ENTRIES PROVIDED:

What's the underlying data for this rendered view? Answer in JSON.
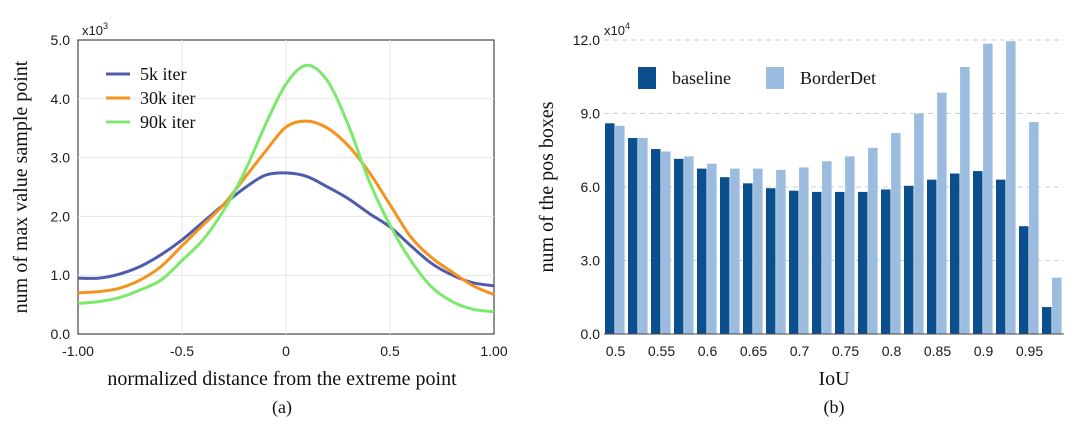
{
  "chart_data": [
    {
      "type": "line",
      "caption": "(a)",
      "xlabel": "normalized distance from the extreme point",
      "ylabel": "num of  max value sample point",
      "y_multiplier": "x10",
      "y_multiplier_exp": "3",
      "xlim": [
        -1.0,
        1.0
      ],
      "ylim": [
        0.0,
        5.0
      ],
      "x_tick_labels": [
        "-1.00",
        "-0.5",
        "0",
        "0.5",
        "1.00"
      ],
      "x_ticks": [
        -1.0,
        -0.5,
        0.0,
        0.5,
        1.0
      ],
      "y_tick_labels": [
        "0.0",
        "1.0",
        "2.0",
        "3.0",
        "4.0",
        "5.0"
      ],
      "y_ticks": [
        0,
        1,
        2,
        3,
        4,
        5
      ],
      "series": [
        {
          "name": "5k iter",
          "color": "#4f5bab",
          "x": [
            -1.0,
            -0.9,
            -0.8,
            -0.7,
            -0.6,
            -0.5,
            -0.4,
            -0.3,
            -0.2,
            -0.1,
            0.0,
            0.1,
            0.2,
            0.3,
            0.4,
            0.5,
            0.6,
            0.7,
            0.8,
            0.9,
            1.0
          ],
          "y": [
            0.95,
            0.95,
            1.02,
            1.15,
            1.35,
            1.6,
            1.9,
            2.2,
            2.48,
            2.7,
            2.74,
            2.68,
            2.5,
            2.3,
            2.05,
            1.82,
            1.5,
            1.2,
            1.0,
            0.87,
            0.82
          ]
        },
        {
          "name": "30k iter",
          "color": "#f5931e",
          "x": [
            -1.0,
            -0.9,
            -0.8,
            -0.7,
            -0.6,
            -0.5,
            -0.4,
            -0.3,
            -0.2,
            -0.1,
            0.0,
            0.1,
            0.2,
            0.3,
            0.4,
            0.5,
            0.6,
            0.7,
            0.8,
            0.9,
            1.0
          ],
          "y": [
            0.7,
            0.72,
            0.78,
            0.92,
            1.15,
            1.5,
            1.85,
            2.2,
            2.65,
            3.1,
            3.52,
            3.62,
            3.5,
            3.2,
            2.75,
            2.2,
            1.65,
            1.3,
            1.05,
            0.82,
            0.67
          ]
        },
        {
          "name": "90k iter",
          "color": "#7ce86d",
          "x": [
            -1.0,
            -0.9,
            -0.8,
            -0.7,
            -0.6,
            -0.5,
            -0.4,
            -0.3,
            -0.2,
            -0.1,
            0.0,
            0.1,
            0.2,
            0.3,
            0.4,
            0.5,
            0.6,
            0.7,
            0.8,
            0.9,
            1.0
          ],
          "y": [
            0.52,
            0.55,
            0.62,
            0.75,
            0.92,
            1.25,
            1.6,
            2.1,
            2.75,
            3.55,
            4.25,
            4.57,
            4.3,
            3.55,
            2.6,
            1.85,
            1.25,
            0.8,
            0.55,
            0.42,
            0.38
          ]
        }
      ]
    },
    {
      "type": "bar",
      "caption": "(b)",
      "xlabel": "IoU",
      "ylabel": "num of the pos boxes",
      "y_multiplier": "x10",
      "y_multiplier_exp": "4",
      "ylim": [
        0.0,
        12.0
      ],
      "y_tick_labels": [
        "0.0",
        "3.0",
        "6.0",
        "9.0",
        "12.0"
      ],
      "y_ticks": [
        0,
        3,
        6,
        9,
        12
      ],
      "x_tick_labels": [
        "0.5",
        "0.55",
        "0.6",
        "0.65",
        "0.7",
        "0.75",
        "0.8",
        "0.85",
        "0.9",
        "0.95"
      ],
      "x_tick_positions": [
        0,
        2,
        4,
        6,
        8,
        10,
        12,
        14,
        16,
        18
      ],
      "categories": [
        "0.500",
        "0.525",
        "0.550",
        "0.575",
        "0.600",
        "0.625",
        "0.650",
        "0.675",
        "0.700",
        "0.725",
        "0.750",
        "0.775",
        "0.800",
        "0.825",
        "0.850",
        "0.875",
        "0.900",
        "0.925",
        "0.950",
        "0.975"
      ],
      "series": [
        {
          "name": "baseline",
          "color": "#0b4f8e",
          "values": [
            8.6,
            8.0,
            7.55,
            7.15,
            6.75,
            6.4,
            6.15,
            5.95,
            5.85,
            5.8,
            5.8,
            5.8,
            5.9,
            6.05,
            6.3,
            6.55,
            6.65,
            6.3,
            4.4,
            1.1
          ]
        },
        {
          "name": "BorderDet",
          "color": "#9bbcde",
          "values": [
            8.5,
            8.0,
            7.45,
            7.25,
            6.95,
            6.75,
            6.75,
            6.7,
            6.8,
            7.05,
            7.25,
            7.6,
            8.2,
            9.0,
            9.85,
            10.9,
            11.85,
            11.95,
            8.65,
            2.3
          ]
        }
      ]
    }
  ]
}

EXERCISE INSTRUCTIONS: Each line of the data is to be duplicated exactly; pictures stay out of the copy.

SOLVED PROBLEM:
What's the underlying data for this rendered view? Answer in JSON.
{
  "chart_data": [
    {
      "type": "line",
      "caption": "(a)",
      "xlabel": "normalized distance from the extreme point",
      "ylabel": "num of  max value sample point",
      "y_multiplier": "x10",
      "y_multiplier_exp": "3",
      "xlim": [
        -1.0,
        1.0
      ],
      "ylim": [
        0.0,
        5.0
      ],
      "x_tick_labels": [
        "-1.00",
        "-0.5",
        "0",
        "0.5",
        "1.00"
      ],
      "x_ticks": [
        -1.0,
        -0.5,
        0.0,
        0.5,
        1.0
      ],
      "y_tick_labels": [
        "0.0",
        "1.0",
        "2.0",
        "3.0",
        "4.0",
        "5.0"
      ],
      "y_ticks": [
        0,
        1,
        2,
        3,
        4,
        5
      ],
      "series": [
        {
          "name": "5k iter",
          "color": "#4f5bab",
          "x": [
            -1.0,
            -0.9,
            -0.8,
            -0.7,
            -0.6,
            -0.5,
            -0.4,
            -0.3,
            -0.2,
            -0.1,
            0.0,
            0.1,
            0.2,
            0.3,
            0.4,
            0.5,
            0.6,
            0.7,
            0.8,
            0.9,
            1.0
          ],
          "y": [
            0.95,
            0.95,
            1.02,
            1.15,
            1.35,
            1.6,
            1.9,
            2.2,
            2.48,
            2.7,
            2.74,
            2.68,
            2.5,
            2.3,
            2.05,
            1.82,
            1.5,
            1.2,
            1.0,
            0.87,
            0.82
          ]
        },
        {
          "name": "30k iter",
          "color": "#f5931e",
          "x": [
            -1.0,
            -0.9,
            -0.8,
            -0.7,
            -0.6,
            -0.5,
            -0.4,
            -0.3,
            -0.2,
            -0.1,
            0.0,
            0.1,
            0.2,
            0.3,
            0.4,
            0.5,
            0.6,
            0.7,
            0.8,
            0.9,
            1.0
          ],
          "y": [
            0.7,
            0.72,
            0.78,
            0.92,
            1.15,
            1.5,
            1.85,
            2.2,
            2.65,
            3.1,
            3.52,
            3.62,
            3.5,
            3.2,
            2.75,
            2.2,
            1.65,
            1.3,
            1.05,
            0.82,
            0.67
          ]
        },
        {
          "name": "90k iter",
          "color": "#7ce86d",
          "x": [
            -1.0,
            -0.9,
            -0.8,
            -0.7,
            -0.6,
            -0.5,
            -0.4,
            -0.3,
            -0.2,
            -0.1,
            0.0,
            0.1,
            0.2,
            0.3,
            0.4,
            0.5,
            0.6,
            0.7,
            0.8,
            0.9,
            1.0
          ],
          "y": [
            0.52,
            0.55,
            0.62,
            0.75,
            0.92,
            1.25,
            1.6,
            2.1,
            2.75,
            3.55,
            4.25,
            4.57,
            4.3,
            3.55,
            2.6,
            1.85,
            1.25,
            0.8,
            0.55,
            0.42,
            0.38
          ]
        }
      ]
    },
    {
      "type": "bar",
      "caption": "(b)",
      "xlabel": "IoU",
      "ylabel": "num of the pos boxes",
      "y_multiplier": "x10",
      "y_multiplier_exp": "4",
      "ylim": [
        0.0,
        12.0
      ],
      "y_tick_labels": [
        "0.0",
        "3.0",
        "6.0",
        "9.0",
        "12.0"
      ],
      "y_ticks": [
        0,
        3,
        6,
        9,
        12
      ],
      "x_tick_labels": [
        "0.5",
        "0.55",
        "0.6",
        "0.65",
        "0.7",
        "0.75",
        "0.8",
        "0.85",
        "0.9",
        "0.95"
      ],
      "x_tick_positions": [
        0,
        2,
        4,
        6,
        8,
        10,
        12,
        14,
        16,
        18
      ],
      "categories": [
        "0.500",
        "0.525",
        "0.550",
        "0.575",
        "0.600",
        "0.625",
        "0.650",
        "0.675",
        "0.700",
        "0.725",
        "0.750",
        "0.775",
        "0.800",
        "0.825",
        "0.850",
        "0.875",
        "0.900",
        "0.925",
        "0.950",
        "0.975"
      ],
      "series": [
        {
          "name": "baseline",
          "color": "#0b4f8e",
          "values": [
            8.6,
            8.0,
            7.55,
            7.15,
            6.75,
            6.4,
            6.15,
            5.95,
            5.85,
            5.8,
            5.8,
            5.8,
            5.9,
            6.05,
            6.3,
            6.55,
            6.65,
            6.3,
            4.4,
            1.1
          ]
        },
        {
          "name": "BorderDet",
          "color": "#9bbcde",
          "values": [
            8.5,
            8.0,
            7.45,
            7.25,
            6.95,
            6.75,
            6.75,
            6.7,
            6.8,
            7.05,
            7.25,
            7.6,
            8.2,
            9.0,
            9.85,
            10.9,
            11.85,
            11.95,
            8.65,
            2.3
          ]
        }
      ]
    }
  ]
}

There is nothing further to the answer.